Aim -
Scan the data. Collect each line that contains the word "Скорость".

###

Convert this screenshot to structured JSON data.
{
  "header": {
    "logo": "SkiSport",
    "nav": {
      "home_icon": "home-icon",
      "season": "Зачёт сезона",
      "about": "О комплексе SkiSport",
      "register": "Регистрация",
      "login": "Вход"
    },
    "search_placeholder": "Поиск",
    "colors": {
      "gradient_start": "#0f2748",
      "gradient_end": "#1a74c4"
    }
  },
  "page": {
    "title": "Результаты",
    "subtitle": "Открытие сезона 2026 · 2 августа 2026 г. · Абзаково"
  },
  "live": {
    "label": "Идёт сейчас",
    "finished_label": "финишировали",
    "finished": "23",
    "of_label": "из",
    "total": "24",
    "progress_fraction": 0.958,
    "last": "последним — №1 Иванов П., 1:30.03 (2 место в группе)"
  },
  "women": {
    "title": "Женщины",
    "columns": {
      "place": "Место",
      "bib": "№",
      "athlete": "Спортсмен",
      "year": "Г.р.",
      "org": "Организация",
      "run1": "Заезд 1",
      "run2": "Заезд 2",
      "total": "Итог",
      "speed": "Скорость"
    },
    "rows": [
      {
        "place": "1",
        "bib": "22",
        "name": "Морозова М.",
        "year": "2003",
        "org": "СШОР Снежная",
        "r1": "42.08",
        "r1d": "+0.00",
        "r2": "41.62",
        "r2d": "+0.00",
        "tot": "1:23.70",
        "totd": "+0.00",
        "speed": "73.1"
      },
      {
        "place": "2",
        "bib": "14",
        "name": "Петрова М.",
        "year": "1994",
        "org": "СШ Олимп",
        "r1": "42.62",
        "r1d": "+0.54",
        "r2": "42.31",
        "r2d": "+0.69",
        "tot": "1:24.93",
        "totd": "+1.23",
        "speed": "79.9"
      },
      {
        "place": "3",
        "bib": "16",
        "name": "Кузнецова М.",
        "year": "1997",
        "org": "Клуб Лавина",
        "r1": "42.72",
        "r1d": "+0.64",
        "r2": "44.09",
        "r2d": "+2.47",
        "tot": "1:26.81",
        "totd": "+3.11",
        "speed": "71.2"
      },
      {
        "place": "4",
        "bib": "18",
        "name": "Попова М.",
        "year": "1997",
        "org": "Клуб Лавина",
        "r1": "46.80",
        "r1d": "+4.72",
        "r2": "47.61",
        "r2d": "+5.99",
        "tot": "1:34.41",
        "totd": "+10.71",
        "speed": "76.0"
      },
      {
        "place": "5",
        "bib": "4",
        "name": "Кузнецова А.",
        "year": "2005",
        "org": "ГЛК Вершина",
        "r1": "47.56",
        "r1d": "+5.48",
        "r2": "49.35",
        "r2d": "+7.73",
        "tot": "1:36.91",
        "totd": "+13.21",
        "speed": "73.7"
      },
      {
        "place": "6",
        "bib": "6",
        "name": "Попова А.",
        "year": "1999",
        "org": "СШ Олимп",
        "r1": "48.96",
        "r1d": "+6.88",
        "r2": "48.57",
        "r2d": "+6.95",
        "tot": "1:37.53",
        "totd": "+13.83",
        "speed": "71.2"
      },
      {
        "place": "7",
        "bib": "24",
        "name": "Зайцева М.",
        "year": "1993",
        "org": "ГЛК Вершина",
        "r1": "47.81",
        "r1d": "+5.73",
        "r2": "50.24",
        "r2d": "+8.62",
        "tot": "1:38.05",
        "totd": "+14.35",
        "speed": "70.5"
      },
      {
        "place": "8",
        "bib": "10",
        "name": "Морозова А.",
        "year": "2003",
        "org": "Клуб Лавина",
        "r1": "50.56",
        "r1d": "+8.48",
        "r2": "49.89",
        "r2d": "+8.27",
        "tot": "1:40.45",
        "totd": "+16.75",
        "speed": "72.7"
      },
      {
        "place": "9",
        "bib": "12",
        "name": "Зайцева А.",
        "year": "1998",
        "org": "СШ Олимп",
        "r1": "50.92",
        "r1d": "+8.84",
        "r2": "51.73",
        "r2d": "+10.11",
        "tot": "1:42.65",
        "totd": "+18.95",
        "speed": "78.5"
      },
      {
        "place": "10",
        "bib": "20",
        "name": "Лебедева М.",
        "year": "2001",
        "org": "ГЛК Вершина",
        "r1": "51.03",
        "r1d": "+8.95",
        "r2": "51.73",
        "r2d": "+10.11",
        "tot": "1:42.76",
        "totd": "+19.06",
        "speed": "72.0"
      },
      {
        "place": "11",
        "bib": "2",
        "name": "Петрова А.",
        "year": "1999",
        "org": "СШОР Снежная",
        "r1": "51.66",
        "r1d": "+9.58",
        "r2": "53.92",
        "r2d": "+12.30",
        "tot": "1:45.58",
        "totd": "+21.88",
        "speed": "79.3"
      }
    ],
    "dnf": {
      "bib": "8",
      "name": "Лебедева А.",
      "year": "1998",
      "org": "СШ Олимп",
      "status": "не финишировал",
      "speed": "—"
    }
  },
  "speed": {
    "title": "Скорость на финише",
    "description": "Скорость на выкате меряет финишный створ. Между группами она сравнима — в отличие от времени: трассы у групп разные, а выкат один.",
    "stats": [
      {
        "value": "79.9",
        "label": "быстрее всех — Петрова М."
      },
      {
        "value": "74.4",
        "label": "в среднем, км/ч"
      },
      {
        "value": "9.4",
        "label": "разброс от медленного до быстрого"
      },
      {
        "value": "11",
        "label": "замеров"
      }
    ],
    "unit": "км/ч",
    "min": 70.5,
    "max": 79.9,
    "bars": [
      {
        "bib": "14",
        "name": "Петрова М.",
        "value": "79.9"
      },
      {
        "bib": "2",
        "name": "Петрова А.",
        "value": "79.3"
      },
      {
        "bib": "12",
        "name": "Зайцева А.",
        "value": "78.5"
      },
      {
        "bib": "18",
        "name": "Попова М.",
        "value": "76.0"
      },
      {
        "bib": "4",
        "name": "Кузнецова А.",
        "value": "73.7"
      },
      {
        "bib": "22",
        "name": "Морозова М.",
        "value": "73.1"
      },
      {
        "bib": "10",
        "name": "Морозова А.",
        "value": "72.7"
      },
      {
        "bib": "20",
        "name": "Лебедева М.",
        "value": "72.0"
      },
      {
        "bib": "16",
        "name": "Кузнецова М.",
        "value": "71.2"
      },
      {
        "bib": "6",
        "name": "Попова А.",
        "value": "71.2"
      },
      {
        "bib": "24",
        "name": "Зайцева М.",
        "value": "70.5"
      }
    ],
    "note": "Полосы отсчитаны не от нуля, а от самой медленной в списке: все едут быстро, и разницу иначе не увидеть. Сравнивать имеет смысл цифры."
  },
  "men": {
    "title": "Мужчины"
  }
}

###

Completed exercise -
      "speed": "Скорость"
    "title": "Скорость на финише",
    "description": "Скорость на выкате меряет финишный створ. Между группами она сравнима — в отличие от времени: трассы у групп разные, а выкат один.",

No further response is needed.